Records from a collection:
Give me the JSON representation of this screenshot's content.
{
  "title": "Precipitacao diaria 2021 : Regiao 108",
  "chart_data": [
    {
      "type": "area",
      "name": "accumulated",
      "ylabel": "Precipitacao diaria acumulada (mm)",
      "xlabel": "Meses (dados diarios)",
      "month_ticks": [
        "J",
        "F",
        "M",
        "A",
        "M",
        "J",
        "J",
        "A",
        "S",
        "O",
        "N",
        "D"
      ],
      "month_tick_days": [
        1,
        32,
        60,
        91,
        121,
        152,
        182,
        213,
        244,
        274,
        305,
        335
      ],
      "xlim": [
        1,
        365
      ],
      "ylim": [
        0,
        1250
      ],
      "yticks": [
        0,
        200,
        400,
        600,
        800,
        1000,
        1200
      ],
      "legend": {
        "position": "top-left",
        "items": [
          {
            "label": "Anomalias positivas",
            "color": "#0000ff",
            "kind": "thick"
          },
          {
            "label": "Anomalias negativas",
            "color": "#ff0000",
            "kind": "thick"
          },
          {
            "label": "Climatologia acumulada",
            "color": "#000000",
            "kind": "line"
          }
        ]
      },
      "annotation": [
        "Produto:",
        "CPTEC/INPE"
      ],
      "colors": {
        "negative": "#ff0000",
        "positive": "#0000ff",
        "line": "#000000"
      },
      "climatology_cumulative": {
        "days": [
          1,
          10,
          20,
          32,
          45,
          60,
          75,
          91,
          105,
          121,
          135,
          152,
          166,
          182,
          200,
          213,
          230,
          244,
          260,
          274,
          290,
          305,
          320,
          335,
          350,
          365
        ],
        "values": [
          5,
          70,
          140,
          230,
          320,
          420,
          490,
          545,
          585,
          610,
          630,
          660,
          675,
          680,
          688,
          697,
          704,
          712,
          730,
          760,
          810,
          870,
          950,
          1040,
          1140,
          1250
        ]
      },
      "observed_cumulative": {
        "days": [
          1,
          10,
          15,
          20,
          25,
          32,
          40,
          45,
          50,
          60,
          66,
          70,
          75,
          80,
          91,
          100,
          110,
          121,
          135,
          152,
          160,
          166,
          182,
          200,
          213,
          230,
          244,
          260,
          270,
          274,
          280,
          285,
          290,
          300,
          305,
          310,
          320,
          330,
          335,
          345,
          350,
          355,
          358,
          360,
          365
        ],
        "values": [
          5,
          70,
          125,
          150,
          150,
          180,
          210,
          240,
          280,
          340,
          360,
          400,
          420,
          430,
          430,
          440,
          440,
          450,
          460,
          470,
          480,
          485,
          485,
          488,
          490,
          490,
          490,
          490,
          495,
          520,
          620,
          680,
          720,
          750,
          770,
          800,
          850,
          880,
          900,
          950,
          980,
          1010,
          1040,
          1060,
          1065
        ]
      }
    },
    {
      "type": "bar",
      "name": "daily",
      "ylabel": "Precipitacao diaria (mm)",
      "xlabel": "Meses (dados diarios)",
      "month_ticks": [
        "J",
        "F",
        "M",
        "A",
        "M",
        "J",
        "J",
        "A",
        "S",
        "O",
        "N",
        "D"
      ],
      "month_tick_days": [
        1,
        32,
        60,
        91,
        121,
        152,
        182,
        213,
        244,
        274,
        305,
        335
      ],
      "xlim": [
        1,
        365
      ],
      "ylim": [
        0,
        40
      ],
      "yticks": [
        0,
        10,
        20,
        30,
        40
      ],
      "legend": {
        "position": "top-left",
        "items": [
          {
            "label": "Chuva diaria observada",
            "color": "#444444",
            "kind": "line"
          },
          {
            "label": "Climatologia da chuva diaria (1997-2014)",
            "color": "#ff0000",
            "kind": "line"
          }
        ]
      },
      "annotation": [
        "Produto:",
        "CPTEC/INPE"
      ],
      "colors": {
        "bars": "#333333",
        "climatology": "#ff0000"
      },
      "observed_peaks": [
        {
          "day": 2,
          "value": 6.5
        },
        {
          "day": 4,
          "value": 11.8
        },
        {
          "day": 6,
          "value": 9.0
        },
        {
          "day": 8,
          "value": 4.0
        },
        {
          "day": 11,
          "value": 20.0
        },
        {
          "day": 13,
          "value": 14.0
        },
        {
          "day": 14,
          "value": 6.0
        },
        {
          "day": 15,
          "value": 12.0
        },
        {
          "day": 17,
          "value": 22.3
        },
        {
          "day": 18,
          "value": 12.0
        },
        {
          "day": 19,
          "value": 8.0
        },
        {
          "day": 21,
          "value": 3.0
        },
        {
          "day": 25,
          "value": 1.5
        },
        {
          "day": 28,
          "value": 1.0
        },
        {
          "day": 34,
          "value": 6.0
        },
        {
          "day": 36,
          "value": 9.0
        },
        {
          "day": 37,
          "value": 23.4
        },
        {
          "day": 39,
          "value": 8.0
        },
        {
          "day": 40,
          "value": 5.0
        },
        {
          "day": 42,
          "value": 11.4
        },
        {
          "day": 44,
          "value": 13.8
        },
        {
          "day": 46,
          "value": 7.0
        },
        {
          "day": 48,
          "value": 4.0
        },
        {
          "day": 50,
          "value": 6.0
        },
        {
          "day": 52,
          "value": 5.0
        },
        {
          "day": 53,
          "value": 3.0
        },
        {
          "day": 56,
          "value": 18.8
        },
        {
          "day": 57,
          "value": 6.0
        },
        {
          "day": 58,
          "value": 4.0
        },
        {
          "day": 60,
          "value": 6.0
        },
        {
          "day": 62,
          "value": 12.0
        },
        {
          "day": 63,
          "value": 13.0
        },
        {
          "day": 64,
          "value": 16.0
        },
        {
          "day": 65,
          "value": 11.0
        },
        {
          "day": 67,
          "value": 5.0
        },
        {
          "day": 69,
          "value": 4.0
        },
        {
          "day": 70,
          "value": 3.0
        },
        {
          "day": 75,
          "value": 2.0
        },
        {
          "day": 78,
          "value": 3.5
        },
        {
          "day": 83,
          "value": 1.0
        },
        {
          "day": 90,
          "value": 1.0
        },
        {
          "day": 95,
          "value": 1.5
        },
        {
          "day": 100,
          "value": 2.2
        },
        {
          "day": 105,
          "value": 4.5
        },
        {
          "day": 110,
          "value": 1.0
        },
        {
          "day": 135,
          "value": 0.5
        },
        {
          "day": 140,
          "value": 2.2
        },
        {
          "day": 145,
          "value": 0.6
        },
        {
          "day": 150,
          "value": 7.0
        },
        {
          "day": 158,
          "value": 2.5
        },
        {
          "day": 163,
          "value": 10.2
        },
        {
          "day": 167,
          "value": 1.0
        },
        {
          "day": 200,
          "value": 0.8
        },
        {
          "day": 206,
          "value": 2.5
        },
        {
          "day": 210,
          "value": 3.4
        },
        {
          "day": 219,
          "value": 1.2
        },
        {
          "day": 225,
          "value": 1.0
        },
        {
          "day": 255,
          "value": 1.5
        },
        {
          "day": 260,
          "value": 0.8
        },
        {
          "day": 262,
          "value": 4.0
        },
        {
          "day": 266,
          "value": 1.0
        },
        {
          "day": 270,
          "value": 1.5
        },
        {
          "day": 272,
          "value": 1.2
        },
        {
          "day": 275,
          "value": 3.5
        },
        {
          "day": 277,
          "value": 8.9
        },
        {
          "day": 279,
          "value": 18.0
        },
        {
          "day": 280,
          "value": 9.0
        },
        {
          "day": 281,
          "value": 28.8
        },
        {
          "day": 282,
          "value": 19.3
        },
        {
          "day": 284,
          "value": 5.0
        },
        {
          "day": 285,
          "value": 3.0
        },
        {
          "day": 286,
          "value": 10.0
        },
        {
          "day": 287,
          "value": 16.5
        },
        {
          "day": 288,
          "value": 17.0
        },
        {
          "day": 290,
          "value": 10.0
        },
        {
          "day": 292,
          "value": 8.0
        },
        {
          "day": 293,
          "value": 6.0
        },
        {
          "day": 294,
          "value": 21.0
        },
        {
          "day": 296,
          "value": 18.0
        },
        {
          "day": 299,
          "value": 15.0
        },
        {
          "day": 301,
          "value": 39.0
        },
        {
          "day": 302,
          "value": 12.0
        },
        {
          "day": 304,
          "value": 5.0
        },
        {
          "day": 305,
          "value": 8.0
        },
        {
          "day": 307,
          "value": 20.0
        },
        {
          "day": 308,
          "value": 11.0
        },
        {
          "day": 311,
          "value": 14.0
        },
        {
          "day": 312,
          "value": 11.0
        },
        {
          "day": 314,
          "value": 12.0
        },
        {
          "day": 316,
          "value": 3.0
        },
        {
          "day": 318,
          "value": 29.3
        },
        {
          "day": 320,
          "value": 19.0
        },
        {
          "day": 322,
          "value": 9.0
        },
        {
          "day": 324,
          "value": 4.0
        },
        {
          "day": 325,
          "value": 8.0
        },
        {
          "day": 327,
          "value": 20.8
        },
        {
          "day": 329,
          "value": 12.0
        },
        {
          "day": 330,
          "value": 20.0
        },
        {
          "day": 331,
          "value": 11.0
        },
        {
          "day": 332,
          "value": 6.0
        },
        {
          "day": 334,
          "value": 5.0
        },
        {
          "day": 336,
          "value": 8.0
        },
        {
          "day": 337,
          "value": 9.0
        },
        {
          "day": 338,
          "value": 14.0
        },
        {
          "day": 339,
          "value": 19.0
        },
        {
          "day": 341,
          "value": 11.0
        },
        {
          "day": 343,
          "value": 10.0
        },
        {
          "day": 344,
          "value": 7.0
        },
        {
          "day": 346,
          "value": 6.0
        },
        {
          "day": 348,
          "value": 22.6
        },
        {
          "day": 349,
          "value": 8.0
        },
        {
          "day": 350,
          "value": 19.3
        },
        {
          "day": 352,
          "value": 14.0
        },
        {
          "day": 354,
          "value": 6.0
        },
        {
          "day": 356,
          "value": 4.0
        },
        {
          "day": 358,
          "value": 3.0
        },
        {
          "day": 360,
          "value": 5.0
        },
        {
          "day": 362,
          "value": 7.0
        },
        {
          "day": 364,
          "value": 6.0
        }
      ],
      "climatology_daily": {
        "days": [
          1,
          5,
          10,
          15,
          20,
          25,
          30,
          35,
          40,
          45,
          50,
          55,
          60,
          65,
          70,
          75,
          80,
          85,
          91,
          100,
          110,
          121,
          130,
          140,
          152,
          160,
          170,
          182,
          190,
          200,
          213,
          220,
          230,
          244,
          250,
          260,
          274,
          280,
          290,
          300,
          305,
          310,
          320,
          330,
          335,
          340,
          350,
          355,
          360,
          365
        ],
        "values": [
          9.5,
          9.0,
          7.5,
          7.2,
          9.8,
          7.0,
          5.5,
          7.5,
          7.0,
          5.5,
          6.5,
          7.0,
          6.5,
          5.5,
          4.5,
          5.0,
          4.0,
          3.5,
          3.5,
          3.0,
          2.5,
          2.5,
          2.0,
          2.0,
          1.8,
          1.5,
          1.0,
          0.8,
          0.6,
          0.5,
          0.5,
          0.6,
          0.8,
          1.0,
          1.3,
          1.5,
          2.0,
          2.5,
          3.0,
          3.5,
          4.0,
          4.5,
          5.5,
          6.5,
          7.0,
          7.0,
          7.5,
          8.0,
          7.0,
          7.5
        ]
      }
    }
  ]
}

# Description of the task
Tally up the lines in the records containing the word "diaria", then give the count and nothing else.

# Exercise solution
5